### GIVEN ENTRIES
"""

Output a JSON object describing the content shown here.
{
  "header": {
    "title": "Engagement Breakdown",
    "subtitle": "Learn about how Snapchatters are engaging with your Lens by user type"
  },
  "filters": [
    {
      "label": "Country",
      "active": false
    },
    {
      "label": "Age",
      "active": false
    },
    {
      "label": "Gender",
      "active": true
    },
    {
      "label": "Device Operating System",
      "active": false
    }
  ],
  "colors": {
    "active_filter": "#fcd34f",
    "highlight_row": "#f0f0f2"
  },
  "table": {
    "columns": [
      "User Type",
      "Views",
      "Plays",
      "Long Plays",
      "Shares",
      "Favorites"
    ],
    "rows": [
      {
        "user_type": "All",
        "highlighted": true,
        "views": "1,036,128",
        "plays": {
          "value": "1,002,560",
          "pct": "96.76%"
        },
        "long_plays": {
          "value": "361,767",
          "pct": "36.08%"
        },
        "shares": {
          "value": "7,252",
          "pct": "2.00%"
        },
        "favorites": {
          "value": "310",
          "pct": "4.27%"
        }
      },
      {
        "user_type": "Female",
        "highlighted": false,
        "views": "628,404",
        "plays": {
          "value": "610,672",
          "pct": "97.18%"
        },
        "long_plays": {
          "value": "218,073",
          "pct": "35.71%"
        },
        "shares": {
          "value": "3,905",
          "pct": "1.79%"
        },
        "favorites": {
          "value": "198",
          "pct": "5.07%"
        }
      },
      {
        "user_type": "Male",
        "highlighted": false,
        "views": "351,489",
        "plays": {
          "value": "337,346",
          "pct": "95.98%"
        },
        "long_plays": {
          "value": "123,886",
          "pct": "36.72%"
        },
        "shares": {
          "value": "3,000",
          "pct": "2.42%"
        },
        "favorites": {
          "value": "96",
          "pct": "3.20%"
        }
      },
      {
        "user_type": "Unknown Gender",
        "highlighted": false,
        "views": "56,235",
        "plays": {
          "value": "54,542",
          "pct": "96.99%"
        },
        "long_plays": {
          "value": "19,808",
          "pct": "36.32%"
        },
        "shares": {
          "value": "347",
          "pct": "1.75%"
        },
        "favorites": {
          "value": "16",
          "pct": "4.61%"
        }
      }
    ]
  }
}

"""

### EXERCISE DESCRIPTION
In the entries above, identify every line with the string "label".

### ANSWER TO THIS EXERCISE
      "label": "Country",
      "label": "Age",
      "label": "Gender",
      "label": "Device Operating System",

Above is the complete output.